**Do this:** Give every line of the material again, exactly as written.

Dataset items:
--------------------------------

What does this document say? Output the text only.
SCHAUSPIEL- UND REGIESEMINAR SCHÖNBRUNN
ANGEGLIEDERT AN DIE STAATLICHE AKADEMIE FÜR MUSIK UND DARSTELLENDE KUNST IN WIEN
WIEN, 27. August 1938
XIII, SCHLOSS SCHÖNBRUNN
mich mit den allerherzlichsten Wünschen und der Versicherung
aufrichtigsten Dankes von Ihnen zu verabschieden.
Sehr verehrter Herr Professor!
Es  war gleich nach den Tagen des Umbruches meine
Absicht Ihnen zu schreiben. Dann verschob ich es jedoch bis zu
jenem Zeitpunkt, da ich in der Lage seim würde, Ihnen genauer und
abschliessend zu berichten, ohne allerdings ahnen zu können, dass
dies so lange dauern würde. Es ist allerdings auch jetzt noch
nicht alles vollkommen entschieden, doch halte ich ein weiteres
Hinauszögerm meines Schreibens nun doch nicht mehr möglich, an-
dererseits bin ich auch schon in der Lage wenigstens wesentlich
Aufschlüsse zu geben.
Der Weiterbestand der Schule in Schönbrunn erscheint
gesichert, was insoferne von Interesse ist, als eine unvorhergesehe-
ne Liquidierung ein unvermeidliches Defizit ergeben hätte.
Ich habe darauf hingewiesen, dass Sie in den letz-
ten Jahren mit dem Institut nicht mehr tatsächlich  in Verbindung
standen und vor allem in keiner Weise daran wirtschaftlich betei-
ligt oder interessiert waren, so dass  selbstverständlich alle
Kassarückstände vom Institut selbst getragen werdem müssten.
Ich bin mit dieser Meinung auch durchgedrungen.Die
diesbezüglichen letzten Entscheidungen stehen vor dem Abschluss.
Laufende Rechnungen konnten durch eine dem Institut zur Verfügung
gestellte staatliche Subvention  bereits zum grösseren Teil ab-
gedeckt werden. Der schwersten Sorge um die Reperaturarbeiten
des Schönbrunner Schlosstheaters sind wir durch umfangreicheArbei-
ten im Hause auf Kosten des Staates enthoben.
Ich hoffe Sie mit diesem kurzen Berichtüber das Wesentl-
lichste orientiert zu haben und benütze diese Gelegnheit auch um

--------------------------------

**Complete output:**
What does this document say? Output the text only.
SCHAUSPIEL- UND REGIESEMINAR SCHÖNBRUNN
ANGEGLIEDERT AN DIE STAATLICHE AKADEMIE FÜR MUSIK UND DARSTELLENDE KUNST IN WIEN
WIEN, 27. August 1938
XIII, SCHLOSS SCHÖNBRUNN
mich mit den allerherzlichsten Wünschen und der Versicherung
aufrichtigsten Dankes von Ihnen zu verabschieden.
Sehr verehrter Herr Professor!
Es  war gleich nach den Tagen des Umbruches meine
Absicht Ihnen zu schreiben. Dann verschob ich es jedoch bis zu
jenem Zeitpunkt, da ich in der Lage seim würde, Ihnen genauer und
abschliessend zu berichten, ohne allerdings ahnen zu können, dass
dies so lange dauern würde. Es ist allerdings auch jetzt noch
nicht alles vollkommen entschieden, doch halte ich ein weiteres
Hinauszögerm meines Schreibens nun doch nicht mehr möglich, an-
dererseits bin ich auch schon in der Lage wenigstens wesentlich
Aufschlüsse zu geben.
Der Weiterbestand der Schule in Schönbrunn erscheint
gesichert, was insoferne von Interesse ist, als eine unvorhergesehe-
ne Liquidierung ein unvermeidliches Defizit ergeben hätte.
Ich habe darauf hingewiesen, dass Sie in den letz-
ten Jahren mit dem Institut nicht mehr tatsächlich  in Verbindung
standen und vor allem in keiner Weise daran wirtschaftlich betei-
ligt oder interessiert waren, so dass  selbstverständlich alle
Kassarückstände vom Institut selbst getragen werdem müssten.
Ich bin mit dieser Meinung auch durchgedrungen.Die
diesbezüglichen letzten Entscheidungen stehen vor dem Abschluss.
Laufende Rechnungen konnten durch eine dem Institut zur Verfügung
gestellte staatliche Subvention  bereits zum grösseren Teil ab-
gedeckt werden. Der schwersten Sorge um die Reperaturarbeiten
des Schönbrunner Schlosstheaters sind wir durch umfangreicheArbei-
ten im Hause auf Kosten des Staates enthoben.
Ich hoffe Sie mit diesem kurzen Berichtüber das Wesentl-
lichste orientiert zu haben und benütze diese Gelegnheit auch um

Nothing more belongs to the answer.